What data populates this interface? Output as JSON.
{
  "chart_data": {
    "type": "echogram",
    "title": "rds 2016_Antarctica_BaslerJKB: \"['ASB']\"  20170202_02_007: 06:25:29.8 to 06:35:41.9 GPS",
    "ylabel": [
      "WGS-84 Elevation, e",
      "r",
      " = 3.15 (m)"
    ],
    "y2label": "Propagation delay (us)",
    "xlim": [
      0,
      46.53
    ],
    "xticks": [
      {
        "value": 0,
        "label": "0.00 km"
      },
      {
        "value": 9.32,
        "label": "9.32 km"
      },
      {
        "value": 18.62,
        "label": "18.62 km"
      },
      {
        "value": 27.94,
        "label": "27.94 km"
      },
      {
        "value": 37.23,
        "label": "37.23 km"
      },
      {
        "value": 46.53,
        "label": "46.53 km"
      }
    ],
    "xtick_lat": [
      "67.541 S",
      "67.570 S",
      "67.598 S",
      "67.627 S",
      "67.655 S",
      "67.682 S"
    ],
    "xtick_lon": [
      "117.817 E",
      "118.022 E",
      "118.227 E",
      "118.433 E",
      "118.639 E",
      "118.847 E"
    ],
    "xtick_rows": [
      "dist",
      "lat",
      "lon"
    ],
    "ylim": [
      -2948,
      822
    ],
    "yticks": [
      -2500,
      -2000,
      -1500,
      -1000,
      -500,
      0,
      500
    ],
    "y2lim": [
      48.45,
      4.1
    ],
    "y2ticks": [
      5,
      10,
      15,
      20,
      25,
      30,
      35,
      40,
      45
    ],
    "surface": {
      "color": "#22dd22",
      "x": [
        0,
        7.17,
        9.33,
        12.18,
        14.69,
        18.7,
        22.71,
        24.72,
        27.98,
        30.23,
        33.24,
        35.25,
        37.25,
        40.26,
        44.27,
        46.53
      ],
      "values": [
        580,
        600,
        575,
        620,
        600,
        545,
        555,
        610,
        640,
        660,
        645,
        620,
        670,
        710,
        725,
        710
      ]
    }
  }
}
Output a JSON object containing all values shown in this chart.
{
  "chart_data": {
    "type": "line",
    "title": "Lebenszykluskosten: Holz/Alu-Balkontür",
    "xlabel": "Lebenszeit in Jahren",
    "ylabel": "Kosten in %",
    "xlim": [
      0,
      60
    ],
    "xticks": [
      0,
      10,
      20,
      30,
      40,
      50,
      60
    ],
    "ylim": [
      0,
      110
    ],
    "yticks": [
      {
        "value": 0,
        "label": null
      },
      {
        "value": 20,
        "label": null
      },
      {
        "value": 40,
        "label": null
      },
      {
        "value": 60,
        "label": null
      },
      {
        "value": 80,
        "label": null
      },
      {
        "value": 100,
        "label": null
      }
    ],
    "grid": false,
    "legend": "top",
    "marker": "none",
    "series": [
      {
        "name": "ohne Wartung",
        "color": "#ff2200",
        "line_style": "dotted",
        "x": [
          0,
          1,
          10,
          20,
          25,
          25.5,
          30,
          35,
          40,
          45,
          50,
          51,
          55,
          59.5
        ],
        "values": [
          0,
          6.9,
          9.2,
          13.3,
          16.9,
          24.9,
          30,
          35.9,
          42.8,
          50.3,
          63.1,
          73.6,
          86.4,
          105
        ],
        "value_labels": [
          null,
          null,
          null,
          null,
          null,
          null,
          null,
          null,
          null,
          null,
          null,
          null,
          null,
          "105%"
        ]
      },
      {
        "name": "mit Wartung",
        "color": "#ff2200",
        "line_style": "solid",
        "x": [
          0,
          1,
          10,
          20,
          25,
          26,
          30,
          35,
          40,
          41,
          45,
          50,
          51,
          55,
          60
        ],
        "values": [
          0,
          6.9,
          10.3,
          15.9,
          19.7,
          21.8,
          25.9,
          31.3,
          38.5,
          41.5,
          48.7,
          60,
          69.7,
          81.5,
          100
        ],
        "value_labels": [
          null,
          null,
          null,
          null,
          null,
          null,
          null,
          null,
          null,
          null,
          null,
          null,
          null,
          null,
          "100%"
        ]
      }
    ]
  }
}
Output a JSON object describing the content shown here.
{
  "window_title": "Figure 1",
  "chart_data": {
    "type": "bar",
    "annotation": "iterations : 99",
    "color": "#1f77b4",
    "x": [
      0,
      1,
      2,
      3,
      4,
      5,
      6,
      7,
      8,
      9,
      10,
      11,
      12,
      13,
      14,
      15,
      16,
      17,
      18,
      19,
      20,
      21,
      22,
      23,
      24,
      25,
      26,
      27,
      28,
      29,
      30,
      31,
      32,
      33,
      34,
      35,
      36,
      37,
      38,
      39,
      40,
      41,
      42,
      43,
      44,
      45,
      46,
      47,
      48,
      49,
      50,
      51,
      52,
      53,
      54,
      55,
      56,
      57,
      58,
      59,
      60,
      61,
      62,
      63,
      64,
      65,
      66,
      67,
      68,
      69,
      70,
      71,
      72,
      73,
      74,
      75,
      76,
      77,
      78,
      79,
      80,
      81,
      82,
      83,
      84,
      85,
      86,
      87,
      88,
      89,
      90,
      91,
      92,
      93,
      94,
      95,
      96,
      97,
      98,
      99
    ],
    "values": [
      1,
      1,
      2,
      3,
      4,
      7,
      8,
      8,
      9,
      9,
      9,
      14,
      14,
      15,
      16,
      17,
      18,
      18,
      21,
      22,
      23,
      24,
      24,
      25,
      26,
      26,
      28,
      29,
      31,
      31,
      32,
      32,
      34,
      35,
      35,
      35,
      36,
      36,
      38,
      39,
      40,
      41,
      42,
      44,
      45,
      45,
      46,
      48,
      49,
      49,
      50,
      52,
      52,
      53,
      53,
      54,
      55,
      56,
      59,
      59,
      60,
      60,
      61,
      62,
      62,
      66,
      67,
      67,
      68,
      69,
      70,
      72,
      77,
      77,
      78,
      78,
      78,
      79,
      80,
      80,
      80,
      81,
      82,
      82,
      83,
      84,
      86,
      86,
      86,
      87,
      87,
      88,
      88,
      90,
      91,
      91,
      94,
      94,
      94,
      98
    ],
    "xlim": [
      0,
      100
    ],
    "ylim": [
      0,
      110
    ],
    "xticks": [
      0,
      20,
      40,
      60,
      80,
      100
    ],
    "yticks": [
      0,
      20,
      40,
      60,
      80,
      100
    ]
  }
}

══════════

» **Instructions to follow**:
How many lines in the listing above contain "object"? Answer with the number alone.

» **Answer to the task**:
2